-- START LISTED RECORDS --

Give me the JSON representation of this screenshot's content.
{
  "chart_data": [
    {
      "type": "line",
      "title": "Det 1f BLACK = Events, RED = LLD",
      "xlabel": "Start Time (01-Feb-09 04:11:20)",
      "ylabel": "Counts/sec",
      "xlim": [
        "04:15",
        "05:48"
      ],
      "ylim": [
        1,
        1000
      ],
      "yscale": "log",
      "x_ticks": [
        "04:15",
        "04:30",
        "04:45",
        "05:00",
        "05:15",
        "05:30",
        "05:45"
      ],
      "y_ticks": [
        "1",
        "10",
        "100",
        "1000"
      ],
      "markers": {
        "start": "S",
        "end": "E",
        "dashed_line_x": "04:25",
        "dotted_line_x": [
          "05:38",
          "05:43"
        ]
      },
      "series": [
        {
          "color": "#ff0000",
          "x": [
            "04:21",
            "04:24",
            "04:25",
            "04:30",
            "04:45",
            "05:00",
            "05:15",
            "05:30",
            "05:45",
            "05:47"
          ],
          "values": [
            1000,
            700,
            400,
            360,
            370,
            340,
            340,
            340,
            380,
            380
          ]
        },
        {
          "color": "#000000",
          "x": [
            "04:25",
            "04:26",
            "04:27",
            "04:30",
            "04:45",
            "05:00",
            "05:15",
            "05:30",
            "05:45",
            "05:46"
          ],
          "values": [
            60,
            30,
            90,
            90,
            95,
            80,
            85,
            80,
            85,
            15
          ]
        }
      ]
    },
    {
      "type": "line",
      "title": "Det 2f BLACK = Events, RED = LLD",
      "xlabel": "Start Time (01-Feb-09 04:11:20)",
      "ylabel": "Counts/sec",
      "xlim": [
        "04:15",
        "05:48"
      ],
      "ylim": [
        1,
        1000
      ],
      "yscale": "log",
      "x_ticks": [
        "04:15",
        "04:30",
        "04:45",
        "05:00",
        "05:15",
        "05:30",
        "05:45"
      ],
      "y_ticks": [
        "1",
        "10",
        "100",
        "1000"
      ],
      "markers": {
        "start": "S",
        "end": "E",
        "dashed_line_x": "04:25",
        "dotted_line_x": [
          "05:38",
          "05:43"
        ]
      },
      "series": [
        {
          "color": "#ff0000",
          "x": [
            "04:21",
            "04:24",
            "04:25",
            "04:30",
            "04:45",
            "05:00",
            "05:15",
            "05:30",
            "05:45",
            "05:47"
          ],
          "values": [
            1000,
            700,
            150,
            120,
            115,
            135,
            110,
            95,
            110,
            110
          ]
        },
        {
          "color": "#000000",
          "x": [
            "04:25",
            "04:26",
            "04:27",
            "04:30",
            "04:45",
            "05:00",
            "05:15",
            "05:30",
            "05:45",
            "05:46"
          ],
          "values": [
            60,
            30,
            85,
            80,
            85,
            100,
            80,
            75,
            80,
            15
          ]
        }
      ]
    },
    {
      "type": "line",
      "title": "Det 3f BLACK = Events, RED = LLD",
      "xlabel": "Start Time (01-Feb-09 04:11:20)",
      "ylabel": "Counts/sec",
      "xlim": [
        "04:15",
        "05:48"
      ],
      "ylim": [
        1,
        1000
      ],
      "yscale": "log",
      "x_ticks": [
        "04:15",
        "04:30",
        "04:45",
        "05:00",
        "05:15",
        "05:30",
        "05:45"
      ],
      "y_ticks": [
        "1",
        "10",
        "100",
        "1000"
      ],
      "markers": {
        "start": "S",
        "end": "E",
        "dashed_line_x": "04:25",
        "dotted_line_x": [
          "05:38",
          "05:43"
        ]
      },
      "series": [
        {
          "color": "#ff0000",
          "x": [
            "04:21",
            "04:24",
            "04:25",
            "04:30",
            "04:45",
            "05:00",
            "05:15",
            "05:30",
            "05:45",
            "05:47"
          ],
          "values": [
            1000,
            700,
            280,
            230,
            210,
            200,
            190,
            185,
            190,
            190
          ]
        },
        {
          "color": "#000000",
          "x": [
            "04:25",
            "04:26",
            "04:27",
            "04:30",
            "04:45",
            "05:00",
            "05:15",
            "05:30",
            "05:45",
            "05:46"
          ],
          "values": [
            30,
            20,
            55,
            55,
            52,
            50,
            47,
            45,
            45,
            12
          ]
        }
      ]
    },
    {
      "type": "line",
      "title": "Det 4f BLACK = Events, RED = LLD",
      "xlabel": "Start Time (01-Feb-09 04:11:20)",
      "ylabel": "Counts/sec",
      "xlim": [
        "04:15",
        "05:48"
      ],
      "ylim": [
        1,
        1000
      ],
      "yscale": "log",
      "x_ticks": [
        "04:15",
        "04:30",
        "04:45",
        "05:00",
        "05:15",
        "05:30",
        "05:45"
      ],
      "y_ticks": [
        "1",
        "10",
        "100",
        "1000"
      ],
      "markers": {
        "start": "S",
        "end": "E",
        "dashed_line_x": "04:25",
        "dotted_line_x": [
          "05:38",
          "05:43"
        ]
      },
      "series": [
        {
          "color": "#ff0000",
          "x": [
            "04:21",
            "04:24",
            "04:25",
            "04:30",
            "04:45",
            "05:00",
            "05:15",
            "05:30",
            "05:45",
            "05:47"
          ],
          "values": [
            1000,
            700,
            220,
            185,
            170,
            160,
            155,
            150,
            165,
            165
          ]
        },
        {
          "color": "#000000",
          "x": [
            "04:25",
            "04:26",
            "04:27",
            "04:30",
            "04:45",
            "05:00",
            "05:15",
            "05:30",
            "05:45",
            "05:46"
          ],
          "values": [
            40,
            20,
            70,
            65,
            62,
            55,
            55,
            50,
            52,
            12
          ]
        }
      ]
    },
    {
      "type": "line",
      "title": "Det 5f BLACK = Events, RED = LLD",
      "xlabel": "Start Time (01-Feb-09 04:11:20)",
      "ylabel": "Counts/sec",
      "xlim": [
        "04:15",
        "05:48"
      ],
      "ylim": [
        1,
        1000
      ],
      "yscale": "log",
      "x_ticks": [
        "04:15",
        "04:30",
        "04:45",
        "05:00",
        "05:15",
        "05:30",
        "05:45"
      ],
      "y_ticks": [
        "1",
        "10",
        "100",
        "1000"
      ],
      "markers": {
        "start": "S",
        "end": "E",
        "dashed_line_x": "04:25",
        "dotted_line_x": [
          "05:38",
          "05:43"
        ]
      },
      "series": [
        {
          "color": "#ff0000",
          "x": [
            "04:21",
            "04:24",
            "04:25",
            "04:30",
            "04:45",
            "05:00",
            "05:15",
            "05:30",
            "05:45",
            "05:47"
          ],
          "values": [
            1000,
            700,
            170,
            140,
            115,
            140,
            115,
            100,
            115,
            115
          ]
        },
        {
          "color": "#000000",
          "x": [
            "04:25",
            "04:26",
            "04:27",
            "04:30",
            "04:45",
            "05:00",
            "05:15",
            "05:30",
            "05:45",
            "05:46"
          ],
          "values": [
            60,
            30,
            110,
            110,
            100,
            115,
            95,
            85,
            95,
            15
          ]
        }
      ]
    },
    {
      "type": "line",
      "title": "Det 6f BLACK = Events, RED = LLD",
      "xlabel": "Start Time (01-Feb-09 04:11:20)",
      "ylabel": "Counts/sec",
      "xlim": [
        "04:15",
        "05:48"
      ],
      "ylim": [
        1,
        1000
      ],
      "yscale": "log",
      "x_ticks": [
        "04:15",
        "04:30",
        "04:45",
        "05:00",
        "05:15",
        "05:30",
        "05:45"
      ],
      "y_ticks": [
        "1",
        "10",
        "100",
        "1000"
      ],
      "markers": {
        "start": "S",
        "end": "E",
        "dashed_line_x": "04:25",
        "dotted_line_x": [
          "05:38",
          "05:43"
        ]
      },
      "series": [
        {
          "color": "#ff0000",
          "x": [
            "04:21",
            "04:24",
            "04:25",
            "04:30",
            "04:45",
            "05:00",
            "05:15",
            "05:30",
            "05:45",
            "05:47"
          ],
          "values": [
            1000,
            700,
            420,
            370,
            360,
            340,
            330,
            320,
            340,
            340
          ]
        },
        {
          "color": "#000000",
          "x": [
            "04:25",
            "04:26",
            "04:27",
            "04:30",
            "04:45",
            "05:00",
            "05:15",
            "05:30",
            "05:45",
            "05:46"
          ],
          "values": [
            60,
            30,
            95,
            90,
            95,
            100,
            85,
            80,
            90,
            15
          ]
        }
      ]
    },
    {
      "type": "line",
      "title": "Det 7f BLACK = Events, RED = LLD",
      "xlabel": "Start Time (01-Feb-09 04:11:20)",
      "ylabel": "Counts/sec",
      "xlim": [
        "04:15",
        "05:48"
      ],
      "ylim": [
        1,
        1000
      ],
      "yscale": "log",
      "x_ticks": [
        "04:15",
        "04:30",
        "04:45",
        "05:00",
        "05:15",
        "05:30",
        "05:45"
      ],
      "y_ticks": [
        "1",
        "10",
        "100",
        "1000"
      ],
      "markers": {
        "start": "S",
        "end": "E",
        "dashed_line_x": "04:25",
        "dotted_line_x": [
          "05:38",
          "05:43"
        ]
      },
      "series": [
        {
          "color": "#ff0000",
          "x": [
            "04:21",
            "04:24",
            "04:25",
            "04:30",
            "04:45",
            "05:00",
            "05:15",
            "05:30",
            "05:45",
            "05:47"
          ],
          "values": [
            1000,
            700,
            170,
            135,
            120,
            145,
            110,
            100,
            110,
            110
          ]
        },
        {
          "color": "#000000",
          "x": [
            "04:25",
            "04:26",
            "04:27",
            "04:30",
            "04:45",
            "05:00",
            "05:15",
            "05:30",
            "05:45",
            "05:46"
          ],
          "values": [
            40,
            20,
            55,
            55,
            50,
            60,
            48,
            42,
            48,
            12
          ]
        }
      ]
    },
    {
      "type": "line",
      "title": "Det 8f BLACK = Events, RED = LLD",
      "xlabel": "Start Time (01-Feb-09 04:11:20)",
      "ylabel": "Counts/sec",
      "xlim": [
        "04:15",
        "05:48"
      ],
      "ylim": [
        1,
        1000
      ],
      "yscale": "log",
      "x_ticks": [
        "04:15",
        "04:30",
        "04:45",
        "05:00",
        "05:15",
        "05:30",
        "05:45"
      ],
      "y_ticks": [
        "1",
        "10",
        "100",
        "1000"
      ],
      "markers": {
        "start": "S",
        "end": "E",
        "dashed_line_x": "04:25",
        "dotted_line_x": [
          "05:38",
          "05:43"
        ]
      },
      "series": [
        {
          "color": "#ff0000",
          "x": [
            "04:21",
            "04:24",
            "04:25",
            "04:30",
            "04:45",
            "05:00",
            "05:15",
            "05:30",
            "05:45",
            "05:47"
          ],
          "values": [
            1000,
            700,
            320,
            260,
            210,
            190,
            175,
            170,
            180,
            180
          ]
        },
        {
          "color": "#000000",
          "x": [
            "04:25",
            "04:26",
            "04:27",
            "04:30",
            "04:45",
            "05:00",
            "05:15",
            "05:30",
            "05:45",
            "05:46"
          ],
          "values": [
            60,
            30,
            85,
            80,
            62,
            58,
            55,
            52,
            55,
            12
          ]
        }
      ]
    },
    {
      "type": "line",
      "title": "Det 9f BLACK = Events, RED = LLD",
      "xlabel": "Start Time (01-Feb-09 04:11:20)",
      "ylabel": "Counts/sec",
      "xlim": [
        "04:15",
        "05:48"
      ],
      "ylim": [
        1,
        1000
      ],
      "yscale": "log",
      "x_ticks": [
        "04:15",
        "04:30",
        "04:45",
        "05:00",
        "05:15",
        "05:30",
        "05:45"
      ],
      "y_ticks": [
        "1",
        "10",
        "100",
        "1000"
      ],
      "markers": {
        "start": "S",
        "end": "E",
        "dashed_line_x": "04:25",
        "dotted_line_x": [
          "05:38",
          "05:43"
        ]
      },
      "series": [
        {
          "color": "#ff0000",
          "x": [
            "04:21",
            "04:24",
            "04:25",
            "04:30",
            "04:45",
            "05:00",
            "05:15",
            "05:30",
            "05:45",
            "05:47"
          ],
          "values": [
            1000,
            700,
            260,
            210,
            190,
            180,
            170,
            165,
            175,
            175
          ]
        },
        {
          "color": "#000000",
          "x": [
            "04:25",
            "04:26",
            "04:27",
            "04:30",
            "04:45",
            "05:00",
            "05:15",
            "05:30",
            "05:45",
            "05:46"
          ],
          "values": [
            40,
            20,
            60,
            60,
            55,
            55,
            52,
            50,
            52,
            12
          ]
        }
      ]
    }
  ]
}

-- END LISTED RECORDS --

→ TASK DETAILS
Give the number of lines in the records above that contain the word "BLACK". Reply with that number alone.

→ SOLUTION TO THE PROBLEM
9